◆ Written instruction
Find all lines in the listing that include the word "glass", then copy them.

◆ Material shown
"""

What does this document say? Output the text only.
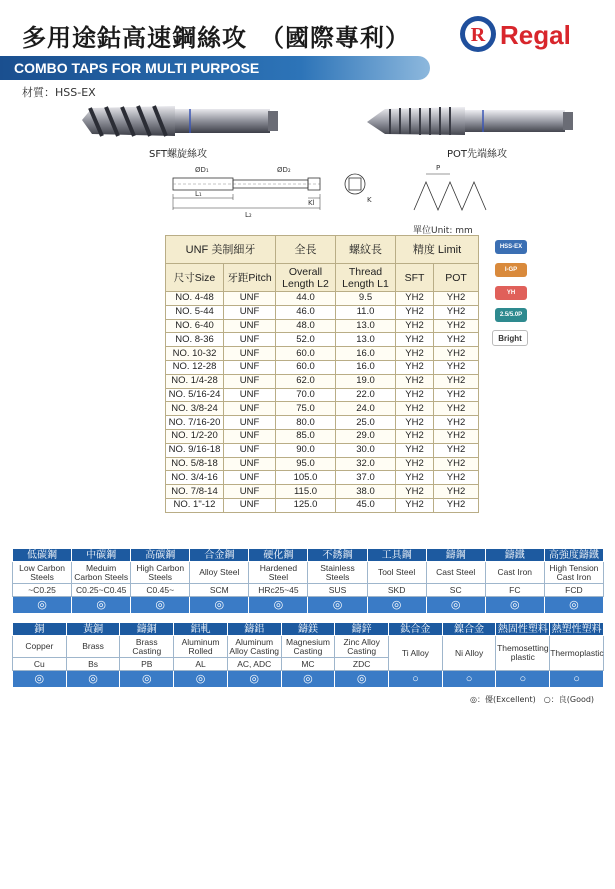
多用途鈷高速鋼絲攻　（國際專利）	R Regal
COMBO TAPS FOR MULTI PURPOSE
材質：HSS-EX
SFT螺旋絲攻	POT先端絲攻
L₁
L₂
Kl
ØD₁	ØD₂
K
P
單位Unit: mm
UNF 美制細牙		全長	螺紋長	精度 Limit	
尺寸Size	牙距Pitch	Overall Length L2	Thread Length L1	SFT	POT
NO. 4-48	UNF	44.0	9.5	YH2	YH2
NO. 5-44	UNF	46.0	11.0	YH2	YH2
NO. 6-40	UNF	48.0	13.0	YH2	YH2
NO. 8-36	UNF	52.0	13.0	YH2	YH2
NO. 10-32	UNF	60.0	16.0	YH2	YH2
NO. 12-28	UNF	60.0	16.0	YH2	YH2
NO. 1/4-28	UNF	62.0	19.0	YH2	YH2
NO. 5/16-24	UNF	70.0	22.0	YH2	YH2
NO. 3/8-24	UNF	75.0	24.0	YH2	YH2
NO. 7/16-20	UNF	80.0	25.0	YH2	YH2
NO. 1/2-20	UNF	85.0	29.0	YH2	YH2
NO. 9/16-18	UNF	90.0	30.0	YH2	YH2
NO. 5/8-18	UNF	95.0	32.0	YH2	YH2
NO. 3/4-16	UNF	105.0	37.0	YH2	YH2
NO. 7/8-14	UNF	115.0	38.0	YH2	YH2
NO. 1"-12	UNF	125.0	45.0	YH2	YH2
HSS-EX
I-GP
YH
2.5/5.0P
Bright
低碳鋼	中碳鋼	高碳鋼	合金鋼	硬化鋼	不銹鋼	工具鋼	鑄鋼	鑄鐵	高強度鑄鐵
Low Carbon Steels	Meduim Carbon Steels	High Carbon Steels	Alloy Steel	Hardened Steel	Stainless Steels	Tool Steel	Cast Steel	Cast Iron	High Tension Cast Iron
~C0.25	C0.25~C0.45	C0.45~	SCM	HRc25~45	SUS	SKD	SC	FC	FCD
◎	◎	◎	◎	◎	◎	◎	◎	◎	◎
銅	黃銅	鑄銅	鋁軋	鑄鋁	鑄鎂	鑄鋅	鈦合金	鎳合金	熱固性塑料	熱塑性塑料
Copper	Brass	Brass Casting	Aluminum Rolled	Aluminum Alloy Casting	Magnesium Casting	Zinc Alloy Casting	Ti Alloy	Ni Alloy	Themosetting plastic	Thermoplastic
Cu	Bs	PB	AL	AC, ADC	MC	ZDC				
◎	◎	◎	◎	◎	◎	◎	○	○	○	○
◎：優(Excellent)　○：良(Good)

"""
"""

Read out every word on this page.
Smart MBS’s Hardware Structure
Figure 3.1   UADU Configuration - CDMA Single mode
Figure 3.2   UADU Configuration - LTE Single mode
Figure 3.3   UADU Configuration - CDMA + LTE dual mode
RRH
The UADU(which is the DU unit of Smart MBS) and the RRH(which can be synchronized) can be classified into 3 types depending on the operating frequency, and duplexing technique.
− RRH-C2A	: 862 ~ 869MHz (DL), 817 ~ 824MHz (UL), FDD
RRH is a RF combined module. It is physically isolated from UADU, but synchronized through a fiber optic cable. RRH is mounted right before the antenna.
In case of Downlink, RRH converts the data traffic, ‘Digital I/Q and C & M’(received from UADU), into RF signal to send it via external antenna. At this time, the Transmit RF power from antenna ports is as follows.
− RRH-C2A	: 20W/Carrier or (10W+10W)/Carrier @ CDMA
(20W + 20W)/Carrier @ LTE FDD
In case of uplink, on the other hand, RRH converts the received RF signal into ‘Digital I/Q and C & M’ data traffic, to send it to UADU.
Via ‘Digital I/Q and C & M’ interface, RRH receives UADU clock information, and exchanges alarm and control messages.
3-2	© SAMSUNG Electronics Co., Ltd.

"""
"""

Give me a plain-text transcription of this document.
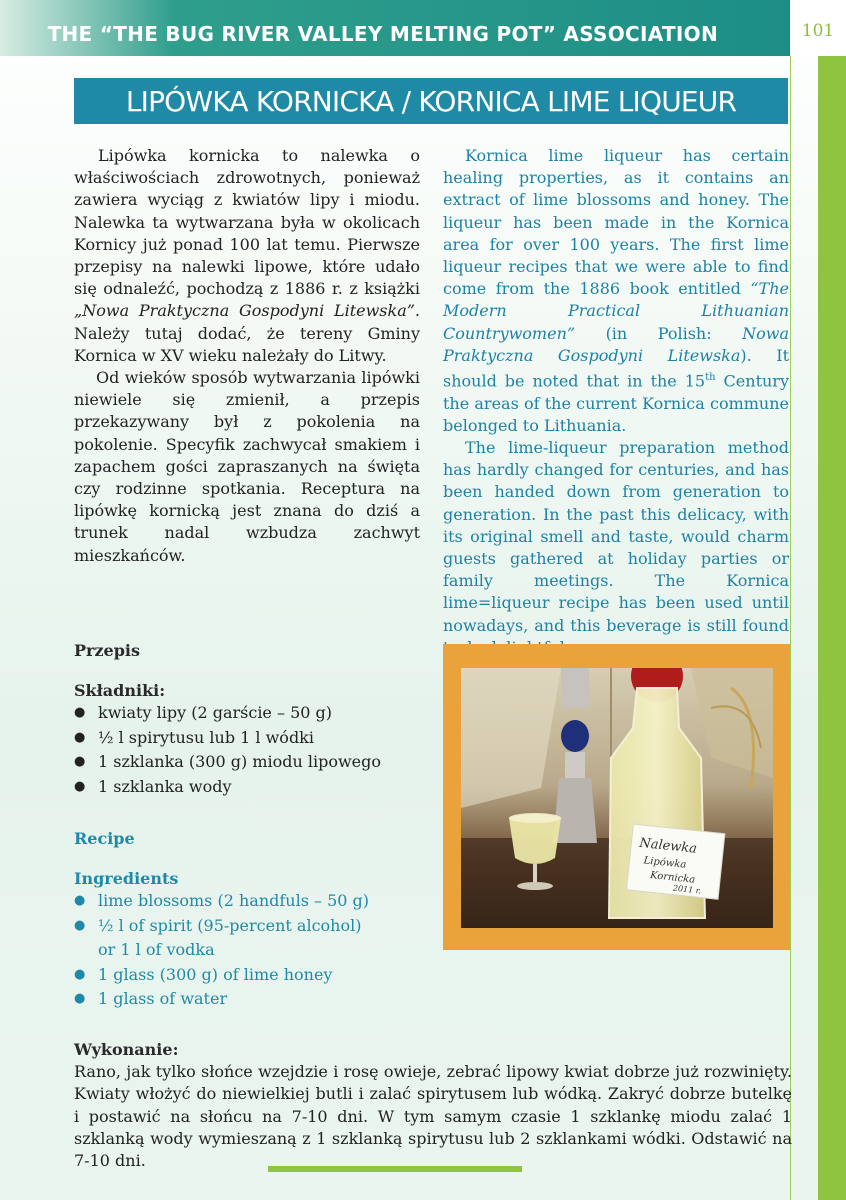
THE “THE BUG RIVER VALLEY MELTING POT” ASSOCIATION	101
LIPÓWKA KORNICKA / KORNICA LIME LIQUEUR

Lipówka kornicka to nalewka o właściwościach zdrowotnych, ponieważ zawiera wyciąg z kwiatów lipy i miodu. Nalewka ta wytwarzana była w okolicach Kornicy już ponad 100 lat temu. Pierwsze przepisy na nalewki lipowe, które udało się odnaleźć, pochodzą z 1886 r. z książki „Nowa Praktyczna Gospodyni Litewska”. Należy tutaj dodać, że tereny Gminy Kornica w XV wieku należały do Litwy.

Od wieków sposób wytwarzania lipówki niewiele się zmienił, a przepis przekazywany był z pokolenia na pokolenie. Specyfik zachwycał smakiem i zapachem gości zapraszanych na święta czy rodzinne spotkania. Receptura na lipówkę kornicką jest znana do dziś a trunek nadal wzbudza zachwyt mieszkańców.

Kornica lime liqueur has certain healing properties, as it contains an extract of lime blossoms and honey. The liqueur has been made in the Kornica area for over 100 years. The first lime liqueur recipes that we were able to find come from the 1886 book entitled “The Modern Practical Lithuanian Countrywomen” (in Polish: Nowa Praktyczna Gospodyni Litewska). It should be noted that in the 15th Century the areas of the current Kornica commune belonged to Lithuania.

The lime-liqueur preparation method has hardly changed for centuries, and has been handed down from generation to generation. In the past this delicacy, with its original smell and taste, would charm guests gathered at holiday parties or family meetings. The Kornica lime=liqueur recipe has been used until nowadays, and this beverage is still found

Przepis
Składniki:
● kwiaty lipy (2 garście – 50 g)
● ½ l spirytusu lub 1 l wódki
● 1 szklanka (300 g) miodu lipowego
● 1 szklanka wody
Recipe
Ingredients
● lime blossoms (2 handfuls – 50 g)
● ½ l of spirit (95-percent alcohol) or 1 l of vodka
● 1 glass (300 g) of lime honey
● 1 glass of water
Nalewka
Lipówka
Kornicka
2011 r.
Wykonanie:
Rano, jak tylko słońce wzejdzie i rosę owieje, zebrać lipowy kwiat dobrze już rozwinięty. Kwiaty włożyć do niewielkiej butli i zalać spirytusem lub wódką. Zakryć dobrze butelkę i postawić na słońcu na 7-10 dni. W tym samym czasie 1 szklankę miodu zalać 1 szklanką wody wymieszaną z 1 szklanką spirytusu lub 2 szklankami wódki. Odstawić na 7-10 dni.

"""

◆ Solution below
● 1 glass (300 g) of lime honey
● 1 glass of water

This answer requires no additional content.